## Task instructions
Gather every line from the entries below that includes "public".

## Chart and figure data
+ + + + + + +

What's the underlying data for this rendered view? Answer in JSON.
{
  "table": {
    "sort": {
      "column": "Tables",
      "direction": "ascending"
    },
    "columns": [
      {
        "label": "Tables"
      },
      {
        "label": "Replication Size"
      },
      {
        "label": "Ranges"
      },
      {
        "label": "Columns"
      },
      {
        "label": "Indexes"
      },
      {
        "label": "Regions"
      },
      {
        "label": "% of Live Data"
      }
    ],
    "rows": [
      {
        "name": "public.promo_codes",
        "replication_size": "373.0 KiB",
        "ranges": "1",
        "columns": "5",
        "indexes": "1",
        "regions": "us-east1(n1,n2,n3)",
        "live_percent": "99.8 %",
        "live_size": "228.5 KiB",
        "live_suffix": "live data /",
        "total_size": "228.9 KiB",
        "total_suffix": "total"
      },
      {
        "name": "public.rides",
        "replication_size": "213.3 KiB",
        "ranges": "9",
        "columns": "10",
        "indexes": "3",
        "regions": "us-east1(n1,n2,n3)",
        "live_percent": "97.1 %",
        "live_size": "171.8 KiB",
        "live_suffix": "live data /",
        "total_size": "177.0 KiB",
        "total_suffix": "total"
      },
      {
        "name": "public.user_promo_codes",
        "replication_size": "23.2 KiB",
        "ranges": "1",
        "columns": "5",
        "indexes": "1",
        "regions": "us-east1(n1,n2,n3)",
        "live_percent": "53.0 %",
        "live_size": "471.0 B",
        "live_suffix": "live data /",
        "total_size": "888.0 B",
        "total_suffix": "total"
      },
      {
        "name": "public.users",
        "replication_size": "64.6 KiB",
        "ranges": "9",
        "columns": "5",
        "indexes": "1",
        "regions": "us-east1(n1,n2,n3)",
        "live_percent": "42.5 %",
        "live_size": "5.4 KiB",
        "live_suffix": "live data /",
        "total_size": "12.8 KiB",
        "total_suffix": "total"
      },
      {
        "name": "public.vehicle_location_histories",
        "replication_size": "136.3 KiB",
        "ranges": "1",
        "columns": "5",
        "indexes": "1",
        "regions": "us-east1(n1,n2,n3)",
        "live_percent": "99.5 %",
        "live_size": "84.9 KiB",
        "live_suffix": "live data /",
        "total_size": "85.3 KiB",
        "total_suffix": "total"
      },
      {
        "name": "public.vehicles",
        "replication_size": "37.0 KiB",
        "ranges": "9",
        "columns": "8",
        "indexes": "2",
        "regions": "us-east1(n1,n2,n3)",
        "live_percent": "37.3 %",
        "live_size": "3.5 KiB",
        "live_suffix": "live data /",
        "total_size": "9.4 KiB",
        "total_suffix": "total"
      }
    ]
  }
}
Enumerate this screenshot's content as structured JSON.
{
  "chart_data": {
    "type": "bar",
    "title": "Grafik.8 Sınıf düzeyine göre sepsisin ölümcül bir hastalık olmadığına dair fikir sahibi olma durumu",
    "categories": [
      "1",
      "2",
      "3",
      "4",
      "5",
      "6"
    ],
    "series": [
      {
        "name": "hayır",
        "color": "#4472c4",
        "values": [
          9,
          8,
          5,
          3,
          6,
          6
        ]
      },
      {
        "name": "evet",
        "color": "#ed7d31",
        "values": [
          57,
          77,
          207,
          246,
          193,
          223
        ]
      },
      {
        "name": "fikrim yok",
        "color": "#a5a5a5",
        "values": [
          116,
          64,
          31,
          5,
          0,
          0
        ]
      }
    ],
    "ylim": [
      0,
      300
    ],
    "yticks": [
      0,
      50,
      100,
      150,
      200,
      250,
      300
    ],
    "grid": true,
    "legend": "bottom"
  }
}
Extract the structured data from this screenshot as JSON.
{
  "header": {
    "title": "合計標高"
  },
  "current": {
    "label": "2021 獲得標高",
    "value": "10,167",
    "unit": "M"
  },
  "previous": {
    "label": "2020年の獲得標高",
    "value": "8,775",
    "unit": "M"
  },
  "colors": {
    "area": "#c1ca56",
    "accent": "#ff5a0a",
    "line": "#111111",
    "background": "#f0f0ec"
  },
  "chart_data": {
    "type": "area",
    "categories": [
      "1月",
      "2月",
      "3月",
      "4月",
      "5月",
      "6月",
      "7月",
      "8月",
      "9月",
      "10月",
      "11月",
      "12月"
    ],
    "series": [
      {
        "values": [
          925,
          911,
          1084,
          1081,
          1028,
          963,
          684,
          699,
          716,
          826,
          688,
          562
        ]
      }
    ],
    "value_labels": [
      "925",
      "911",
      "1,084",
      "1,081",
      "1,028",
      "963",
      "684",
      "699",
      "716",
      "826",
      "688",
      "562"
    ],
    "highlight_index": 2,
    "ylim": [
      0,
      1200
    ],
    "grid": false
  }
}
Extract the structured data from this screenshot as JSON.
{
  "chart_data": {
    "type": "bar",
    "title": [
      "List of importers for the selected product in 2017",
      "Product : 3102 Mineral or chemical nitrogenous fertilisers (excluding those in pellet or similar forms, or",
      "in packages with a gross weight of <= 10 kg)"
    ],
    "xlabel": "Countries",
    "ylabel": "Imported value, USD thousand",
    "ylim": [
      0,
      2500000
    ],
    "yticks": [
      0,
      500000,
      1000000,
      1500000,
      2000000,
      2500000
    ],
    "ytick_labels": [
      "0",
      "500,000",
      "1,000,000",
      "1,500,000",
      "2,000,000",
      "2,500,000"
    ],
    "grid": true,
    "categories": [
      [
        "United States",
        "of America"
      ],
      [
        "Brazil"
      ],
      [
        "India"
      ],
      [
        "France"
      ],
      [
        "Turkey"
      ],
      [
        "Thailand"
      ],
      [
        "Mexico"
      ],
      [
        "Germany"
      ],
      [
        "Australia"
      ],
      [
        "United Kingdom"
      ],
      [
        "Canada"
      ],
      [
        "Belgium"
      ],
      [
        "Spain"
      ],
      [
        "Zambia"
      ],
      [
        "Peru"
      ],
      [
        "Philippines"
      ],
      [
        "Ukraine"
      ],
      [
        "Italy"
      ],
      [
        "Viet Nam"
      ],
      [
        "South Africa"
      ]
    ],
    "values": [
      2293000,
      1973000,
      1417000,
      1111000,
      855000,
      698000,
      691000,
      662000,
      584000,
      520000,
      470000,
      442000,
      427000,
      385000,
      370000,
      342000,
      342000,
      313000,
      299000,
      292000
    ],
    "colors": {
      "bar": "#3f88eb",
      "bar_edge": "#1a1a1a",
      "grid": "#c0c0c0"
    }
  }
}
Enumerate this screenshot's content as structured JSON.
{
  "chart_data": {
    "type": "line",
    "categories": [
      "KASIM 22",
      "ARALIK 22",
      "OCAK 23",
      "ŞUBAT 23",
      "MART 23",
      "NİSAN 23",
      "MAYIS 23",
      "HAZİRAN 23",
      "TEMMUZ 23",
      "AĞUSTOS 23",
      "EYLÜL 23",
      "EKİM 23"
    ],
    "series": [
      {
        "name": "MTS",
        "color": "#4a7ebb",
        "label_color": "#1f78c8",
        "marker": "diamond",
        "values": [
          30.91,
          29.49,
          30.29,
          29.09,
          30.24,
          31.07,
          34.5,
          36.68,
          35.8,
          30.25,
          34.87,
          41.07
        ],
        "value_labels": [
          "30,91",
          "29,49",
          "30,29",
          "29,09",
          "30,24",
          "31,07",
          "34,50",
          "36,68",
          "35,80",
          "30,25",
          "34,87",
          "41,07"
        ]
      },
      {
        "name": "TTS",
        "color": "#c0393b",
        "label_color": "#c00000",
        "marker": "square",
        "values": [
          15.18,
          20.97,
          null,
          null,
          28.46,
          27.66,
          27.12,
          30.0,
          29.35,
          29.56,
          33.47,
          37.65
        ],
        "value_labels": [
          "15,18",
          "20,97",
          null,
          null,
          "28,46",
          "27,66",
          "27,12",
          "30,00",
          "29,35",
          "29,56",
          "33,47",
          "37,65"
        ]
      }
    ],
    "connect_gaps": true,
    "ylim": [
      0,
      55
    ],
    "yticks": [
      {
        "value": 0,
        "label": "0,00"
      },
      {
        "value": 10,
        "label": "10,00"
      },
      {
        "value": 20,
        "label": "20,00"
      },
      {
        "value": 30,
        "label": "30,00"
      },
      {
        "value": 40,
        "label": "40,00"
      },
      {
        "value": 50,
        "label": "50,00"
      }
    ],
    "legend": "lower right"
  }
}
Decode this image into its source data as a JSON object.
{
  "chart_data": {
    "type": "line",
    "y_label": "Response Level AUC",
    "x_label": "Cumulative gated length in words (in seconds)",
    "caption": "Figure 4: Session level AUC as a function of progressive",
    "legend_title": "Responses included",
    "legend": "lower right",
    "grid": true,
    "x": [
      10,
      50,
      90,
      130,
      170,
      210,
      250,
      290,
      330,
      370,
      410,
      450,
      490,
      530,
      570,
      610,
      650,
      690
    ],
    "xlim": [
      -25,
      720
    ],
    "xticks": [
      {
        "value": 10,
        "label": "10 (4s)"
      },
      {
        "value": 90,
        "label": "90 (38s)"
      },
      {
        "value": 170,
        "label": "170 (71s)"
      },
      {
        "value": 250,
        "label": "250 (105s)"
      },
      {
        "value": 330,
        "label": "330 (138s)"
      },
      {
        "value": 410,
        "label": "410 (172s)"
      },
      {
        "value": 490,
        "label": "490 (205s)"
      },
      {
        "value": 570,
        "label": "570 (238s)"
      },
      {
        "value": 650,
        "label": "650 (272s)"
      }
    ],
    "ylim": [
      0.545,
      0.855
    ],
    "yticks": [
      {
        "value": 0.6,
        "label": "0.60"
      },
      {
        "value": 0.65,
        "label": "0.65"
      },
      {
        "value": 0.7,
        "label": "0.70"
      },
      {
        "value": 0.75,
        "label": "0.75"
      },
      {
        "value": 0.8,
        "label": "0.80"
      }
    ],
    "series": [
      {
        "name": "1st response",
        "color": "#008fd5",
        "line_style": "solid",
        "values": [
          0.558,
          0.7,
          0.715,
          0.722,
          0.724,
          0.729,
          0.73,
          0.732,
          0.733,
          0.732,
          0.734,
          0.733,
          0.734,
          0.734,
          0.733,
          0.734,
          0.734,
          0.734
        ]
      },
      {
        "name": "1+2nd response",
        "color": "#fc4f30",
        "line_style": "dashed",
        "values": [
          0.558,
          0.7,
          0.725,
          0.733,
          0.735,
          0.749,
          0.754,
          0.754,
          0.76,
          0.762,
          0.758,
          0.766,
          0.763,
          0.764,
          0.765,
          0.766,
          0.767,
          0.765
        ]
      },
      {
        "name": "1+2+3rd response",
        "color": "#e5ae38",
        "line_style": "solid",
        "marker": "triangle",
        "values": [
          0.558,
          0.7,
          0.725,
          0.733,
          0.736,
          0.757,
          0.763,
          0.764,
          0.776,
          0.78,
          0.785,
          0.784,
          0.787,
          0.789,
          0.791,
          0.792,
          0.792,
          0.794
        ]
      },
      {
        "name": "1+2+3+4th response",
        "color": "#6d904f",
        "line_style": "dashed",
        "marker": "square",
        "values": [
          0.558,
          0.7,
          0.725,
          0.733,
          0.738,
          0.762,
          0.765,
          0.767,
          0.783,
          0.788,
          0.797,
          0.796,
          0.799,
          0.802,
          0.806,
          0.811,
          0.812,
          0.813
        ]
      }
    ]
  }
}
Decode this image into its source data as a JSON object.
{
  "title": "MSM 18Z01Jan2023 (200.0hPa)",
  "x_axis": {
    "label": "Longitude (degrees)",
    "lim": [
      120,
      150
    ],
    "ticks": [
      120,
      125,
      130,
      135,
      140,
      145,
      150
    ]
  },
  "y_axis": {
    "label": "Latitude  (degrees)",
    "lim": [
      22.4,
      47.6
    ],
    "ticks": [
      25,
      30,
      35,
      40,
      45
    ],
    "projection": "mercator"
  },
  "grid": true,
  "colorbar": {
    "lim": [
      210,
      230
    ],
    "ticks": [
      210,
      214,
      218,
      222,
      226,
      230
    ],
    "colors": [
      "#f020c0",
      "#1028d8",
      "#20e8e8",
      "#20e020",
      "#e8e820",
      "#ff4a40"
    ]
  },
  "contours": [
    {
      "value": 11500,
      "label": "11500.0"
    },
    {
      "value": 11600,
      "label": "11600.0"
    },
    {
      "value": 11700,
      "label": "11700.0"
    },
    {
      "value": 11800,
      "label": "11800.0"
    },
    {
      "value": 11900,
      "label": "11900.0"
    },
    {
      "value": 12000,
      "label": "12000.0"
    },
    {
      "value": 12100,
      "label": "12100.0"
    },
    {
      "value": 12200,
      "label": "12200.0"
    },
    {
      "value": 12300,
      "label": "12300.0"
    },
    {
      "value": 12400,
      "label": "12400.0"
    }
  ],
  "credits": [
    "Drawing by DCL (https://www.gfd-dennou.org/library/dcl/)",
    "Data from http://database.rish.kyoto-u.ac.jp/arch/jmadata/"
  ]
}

+ + + + + + +

## Result of the task
        "name": "public.promo_codes",
        "name": "public.rides",
        "name": "public.user_promo_codes",
        "name": "public.users",
        "name": "public.vehicle_location_histories",
        "name": "public.vehicles",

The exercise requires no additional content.